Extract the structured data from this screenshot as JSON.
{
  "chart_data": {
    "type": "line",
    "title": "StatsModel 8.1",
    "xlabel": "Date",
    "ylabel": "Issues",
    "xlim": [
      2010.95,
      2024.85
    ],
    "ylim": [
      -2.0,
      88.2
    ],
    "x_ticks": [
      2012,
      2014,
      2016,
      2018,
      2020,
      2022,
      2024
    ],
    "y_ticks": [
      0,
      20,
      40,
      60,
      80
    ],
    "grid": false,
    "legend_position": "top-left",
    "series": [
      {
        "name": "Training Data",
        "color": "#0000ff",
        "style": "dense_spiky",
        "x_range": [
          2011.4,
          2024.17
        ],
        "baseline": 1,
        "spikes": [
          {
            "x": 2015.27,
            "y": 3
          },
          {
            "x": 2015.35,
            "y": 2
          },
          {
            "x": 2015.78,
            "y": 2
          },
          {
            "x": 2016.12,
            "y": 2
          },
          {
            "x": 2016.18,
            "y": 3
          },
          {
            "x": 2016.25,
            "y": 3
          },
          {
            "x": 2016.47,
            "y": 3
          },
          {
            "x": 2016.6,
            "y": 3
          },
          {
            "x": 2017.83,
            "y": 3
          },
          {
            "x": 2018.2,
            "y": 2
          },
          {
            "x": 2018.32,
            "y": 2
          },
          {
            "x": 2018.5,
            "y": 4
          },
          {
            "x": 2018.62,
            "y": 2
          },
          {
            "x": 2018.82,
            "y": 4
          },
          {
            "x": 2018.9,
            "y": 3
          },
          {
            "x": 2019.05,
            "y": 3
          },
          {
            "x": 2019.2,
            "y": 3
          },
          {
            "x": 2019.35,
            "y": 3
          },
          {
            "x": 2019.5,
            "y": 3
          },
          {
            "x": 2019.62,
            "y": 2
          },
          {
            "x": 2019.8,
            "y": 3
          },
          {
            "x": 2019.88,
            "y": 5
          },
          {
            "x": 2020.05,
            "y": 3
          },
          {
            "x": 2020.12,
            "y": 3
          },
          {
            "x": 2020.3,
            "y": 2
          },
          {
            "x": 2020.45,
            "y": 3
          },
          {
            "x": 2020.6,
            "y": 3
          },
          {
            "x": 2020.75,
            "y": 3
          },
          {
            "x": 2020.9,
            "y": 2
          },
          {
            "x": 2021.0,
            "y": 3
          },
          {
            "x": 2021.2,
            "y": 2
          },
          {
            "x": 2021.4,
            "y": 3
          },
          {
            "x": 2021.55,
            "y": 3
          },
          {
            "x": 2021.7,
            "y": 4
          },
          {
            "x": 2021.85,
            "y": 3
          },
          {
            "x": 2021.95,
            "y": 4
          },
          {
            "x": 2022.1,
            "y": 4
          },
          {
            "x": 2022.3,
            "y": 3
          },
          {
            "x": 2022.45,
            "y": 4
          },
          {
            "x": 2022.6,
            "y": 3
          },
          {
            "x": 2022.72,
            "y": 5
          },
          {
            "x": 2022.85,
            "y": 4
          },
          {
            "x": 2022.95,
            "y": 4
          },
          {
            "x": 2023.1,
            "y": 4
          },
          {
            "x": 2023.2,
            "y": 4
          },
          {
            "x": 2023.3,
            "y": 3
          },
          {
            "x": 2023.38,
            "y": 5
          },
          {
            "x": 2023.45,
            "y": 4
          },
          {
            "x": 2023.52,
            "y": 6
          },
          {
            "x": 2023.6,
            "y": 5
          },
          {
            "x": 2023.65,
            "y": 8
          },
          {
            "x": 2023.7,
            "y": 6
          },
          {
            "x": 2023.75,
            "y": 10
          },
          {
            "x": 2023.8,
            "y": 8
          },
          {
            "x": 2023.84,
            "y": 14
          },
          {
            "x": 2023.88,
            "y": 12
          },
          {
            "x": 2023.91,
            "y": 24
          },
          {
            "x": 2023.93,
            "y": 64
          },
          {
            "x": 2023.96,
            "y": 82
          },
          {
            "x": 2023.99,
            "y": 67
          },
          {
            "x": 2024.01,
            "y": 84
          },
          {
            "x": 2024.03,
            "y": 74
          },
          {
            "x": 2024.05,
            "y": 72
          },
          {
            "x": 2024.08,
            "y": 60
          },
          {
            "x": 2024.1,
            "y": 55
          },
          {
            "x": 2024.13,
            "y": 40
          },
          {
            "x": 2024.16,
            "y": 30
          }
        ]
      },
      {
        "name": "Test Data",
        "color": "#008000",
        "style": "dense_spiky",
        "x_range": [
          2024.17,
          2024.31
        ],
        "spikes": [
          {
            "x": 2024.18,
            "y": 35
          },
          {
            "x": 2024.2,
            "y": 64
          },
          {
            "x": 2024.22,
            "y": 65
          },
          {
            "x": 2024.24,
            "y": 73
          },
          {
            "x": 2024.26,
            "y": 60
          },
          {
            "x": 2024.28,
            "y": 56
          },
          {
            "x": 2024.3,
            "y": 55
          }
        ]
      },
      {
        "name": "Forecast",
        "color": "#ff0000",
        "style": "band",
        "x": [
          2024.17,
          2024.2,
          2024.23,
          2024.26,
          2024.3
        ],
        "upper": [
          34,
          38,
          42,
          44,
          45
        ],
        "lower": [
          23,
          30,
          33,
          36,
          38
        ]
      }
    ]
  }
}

* * *

● **THE PROBLEM**
Each entry above needs to be retyped exactly.

● **RESULT BELOW**
Extract the structured data from this screenshot as JSON.
{
  "chart_data": {
    "type": "line",
    "title": "StatsModel 8.1",
    "xlabel": "Date",
    "ylabel": "Issues",
    "xlim": [
      2010.95,
      2024.85
    ],
    "ylim": [
      -2.0,
      88.2
    ],
    "x_ticks": [
      2012,
      2014,
      2016,
      2018,
      2020,
      2022,
      2024
    ],
    "y_ticks": [
      0,
      20,
      40,
      60,
      80
    ],
    "grid": false,
    "legend_position": "top-left",
    "series": [
      {
        "name": "Training Data",
        "color": "#0000ff",
        "style": "dense_spiky",
        "x_range": [
          2011.4,
          2024.17
        ],
        "baseline": 1,
        "spikes": [
          {
            "x": 2015.27,
            "y": 3
          },
          {
            "x": 2015.35,
            "y": 2
          },
          {
            "x": 2015.78,
            "y": 2
          },
          {
            "x": 2016.12,
            "y": 2
          },
          {
            "x": 2016.18,
            "y": 3
          },
          {
            "x": 2016.25,
            "y": 3
          },
          {
            "x": 2016.47,
            "y": 3
          },
          {
            "x": 2016.6,
            "y": 3
          },
          {
            "x": 2017.83,
            "y": 3
          },
          {
            "x": 2018.2,
            "y": 2
          },
          {
            "x": 2018.32,
            "y": 2
          },
          {
            "x": 2018.5,
            "y": 4
          },
          {
            "x": 2018.62,
            "y": 2
          },
          {
            "x": 2018.82,
            "y": 4
          },
          {
            "x": 2018.9,
            "y": 3
          },
          {
            "x": 2019.05,
            "y": 3
          },
          {
            "x": 2019.2,
            "y": 3
          },
          {
            "x": 2019.35,
            "y": 3
          },
          {
            "x": 2019.5,
            "y": 3
          },
          {
            "x": 2019.62,
            "y": 2
          },
          {
            "x": 2019.8,
            "y": 3
          },
          {
            "x": 2019.88,
            "y": 5
          },
          {
            "x": 2020.05,
            "y": 3
          },
          {
            "x": 2020.12,
            "y": 3
          },
          {
            "x": 2020.3,
            "y": 2
          },
          {
            "x": 2020.45,
            "y": 3
          },
          {
            "x": 2020.6,
            "y": 3
          },
          {
            "x": 2020.75,
            "y": 3
          },
          {
            "x": 2020.9,
            "y": 2
          },
          {
            "x": 2021.0,
            "y": 3
          },
          {
            "x": 2021.2,
            "y": 2
          },
          {
            "x": 2021.4,
            "y": 3
          },
          {
            "x": 2021.55,
            "y": 3
          },
          {
            "x": 2021.7,
            "y": 4
          },
          {
            "x": 2021.85,
            "y": 3
          },
          {
            "x": 2021.95,
            "y": 4
          },
          {
            "x": 2022.1,
            "y": 4
          },
          {
            "x": 2022.3,
            "y": 3
          },
          {
            "x": 2022.45,
            "y": 4
          },
          {
            "x": 2022.6,
            "y": 3
          },
          {
            "x": 2022.72,
            "y": 5
          },
          {
            "x": 2022.85,
            "y": 4
          },
          {
            "x": 2022.95,
            "y": 4
          },
          {
            "x": 2023.1,
            "y": 4
          },
          {
            "x": 2023.2,
            "y": 4
          },
          {
            "x": 2023.3,
            "y": 3
          },
          {
            "x": 2023.38,
            "y": 5
          },
          {
            "x": 2023.45,
            "y": 4
          },
          {
            "x": 2023.52,
            "y": 6
          },
          {
            "x": 2023.6,
            "y": 5
          },
          {
            "x": 2023.65,
            "y": 8
          },
          {
            "x": 2023.7,
            "y": 6
          },
          {
            "x": 2023.75,
            "y": 10
          },
          {
            "x": 2023.8,
            "y": 8
          },
          {
            "x": 2023.84,
            "y": 14
          },
          {
            "x": 2023.88,
            "y": 12
          },
          {
            "x": 2023.91,
            "y": 24
          },
          {
            "x": 2023.93,
            "y": 64
          },
          {
            "x": 2023.96,
            "y": 82
          },
          {
            "x": 2023.99,
            "y": 67
          },
          {
            "x": 2024.01,
            "y": 84
          },
          {
            "x": 2024.03,
            "y": 74
          },
          {
            "x": 2024.05,
            "y": 72
          },
          {
            "x": 2024.08,
            "y": 60
          },
          {
            "x": 2024.1,
            "y": 55
          },
          {
            "x": 2024.13,
            "y": 40
          },
          {
            "x": 2024.16,
            "y": 30
          }
        ]
      },
      {
        "name": "Test Data",
        "color": "#008000",
        "style": "dense_spiky",
        "x_range": [
          2024.17,
          2024.31
        ],
        "spikes": [
          {
            "x": 2024.18,
            "y": 35
          },
          {
            "x": 2024.2,
            "y": 64
          },
          {
            "x": 2024.22,
            "y": 65
          },
          {
            "x": 2024.24,
            "y": 73
          },
          {
            "x": 2024.26,
            "y": 60
          },
          {
            "x": 2024.28,
            "y": 56
          },
          {
            "x": 2024.3,
            "y": 55
          }
        ]
      },
      {
        "name": "Forecast",
        "color": "#ff0000",
        "style": "band",
        "x": [
          2024.17,
          2024.2,
          2024.23,
          2024.26,
          2024.3
        ],
        "upper": [
          34,
          38,
          42,
          44,
          45
        ],
        "lower": [
          23,
          30,
          33,
          36,
          38
        ]
      }
    ]
  }
}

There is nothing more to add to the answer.